INPUT FOR THIS TASK>
◆ ◆ ◆ ◆ ◆
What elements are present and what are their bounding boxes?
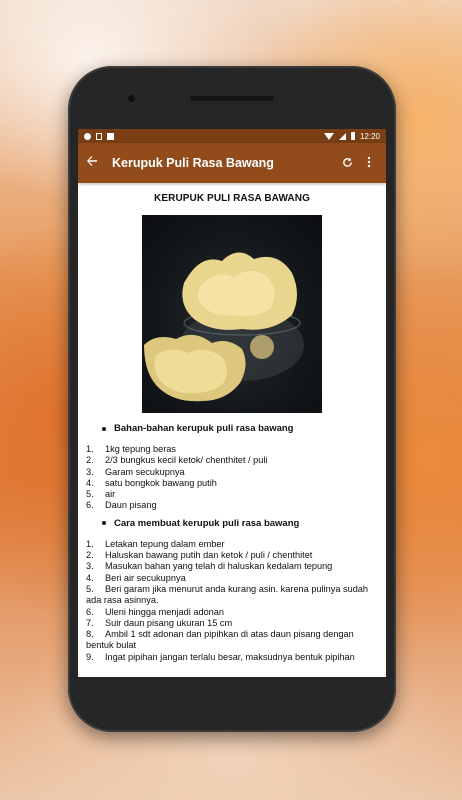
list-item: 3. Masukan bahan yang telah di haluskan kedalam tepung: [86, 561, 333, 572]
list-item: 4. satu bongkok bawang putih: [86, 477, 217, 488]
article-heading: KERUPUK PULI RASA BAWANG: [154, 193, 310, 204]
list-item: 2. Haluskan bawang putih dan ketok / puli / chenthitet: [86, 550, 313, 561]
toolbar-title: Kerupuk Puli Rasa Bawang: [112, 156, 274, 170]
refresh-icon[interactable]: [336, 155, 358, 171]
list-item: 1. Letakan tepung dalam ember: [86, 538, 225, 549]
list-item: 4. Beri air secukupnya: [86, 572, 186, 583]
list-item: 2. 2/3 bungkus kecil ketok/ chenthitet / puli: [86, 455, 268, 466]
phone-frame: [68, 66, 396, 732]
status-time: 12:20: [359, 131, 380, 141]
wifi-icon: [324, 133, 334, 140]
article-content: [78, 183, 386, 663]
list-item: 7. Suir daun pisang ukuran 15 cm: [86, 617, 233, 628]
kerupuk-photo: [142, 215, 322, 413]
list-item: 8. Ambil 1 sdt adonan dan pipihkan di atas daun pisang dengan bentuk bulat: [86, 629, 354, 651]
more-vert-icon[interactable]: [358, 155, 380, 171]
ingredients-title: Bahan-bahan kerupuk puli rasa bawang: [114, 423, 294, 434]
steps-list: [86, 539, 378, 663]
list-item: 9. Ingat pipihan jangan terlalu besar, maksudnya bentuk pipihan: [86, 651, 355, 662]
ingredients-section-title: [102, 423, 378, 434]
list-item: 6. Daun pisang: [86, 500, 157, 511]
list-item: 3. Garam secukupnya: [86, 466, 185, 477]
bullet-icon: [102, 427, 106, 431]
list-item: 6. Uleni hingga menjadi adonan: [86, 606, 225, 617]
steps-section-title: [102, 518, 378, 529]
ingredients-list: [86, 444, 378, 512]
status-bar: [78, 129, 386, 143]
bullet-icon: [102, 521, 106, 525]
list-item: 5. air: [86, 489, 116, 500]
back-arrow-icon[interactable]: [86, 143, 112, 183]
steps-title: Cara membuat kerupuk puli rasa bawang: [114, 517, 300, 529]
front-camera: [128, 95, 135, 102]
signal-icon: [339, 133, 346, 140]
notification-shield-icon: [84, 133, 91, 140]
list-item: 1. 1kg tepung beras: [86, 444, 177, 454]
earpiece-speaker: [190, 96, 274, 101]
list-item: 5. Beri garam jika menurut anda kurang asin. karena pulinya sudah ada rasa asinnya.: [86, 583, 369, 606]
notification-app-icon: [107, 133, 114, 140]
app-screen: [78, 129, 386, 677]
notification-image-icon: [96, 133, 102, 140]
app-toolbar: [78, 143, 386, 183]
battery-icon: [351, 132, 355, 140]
◆ ◆ ◆ ◆ ◆
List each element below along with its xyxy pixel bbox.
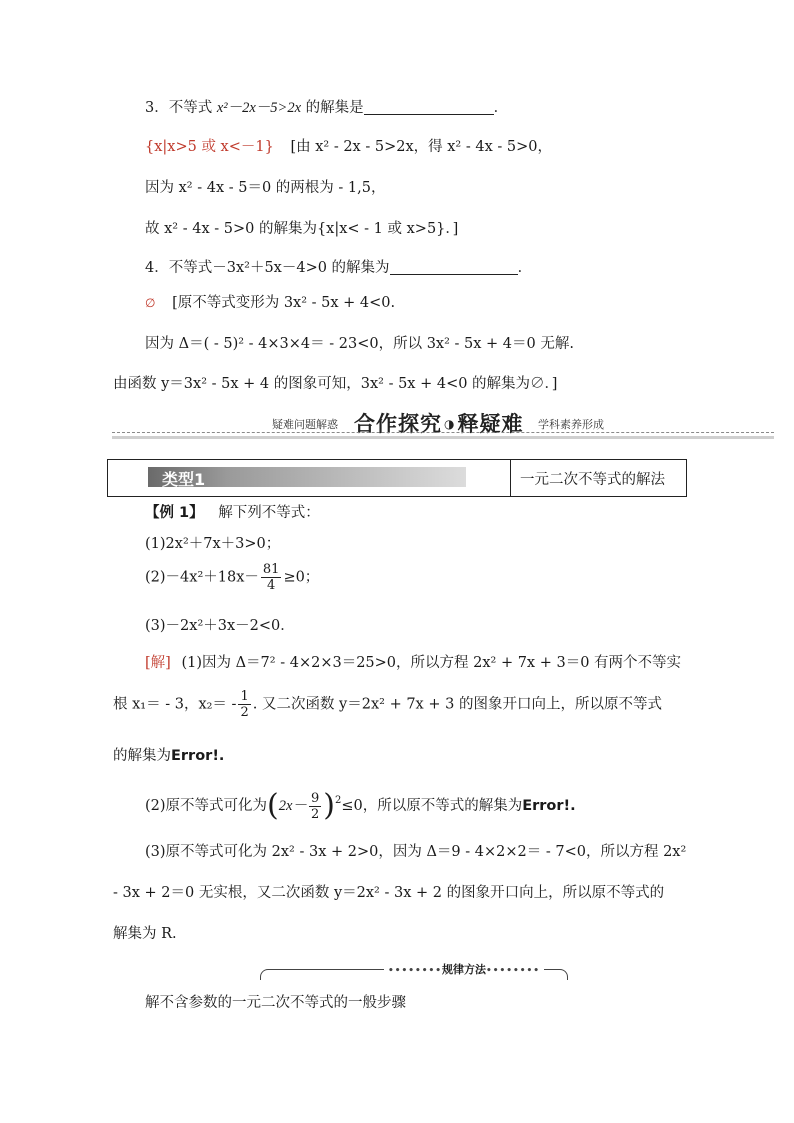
◆ ◆ ◆ ◆ ◆
WHAT IS ASKED> Rewrite the listing from the line containing "What elements are" down through the line containing "steps-list: [86, 539, 378, 663]", changing every "bawang putih" to "bawang merah" and keeping everything else as it is. Leave the pictures out of your answer.

SOLVED PROBLEM>
What elements are present and what are their bounding boxes?
list-item: 3. Masukan bahan yang telah di haluskan kedalam tepung: [86, 561, 333, 572]
list-item: 4. satu bongkok bawang merah: [86, 477, 217, 488]
article-heading: KERUPUK PULI RASA BAWANG: [154, 193, 310, 204]
list-item: 2. Haluskan bawang merah dan ketok / puli / chenthitet: [86, 550, 313, 561]
toolbar-title: Kerupuk Puli Rasa Bawang: [112, 156, 274, 170]
refresh-icon[interactable]: [336, 155, 358, 171]
list-item: 1. Letakan tepung dalam ember: [86, 538, 225, 549]
list-item: 4. Beri air secukupnya: [86, 572, 186, 583]
list-item: 2. 2/3 bungkus kecil ketok/ chenthitet / puli: [86, 455, 268, 466]
phone-frame: [68, 66, 396, 732]
status-time: 12:20: [359, 131, 380, 141]
wifi-icon: [324, 133, 334, 140]
article-content: [78, 183, 386, 663]
list-item: 7. Suir daun pisang ukuran 15 cm: [86, 617, 233, 628]
kerupuk-photo: [142, 215, 322, 413]
list-item: 8. Ambil 1 sdt adonan dan pipihkan di atas daun pisang dengan bentuk bulat: [86, 629, 354, 651]
more-vert-icon[interactable]: [358, 155, 380, 171]
ingredients-title: Bahan-bahan kerupuk puli rasa bawang: [114, 423, 294, 434]
steps-list: [86, 539, 378, 663]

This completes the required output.